- _RECORD EXTRACTS_:

-=-=-=-=-

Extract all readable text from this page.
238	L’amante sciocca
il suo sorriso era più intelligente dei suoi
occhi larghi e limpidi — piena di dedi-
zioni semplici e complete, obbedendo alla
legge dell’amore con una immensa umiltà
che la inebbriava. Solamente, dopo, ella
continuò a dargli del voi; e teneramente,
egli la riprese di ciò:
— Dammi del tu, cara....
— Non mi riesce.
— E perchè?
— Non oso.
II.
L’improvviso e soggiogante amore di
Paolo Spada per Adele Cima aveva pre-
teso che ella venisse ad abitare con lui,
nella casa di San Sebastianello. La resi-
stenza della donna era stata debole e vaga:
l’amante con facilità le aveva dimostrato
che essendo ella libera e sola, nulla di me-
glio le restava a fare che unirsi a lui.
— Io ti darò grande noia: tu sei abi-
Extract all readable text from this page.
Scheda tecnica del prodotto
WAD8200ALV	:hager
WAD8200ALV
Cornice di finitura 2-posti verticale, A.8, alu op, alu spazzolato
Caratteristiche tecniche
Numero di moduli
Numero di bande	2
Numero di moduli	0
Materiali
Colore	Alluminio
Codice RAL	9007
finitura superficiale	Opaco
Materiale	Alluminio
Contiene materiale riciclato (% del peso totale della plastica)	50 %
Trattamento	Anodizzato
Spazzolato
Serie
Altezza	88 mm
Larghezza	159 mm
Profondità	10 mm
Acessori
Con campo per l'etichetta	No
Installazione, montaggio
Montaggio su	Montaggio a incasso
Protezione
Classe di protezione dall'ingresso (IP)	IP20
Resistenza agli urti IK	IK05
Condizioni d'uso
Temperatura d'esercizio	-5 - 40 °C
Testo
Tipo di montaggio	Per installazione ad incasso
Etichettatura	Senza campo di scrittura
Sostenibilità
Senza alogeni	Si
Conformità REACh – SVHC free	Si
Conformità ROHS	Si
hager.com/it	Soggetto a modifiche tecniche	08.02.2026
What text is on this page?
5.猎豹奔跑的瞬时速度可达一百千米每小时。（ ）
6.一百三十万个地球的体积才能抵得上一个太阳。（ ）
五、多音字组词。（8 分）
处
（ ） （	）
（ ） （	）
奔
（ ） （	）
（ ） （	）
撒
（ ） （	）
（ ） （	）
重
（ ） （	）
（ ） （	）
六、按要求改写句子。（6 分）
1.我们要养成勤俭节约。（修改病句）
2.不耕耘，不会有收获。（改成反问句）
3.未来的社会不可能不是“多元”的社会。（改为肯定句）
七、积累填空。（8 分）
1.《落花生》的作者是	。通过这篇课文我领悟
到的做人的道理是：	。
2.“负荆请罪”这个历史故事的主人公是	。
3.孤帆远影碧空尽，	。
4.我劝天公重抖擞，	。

-=-=-=-=-

- _SET TASK_: In the records shown above, how many lines include the word "aveva"? Answer with the number only.

- _FULL RESPONSE_: 2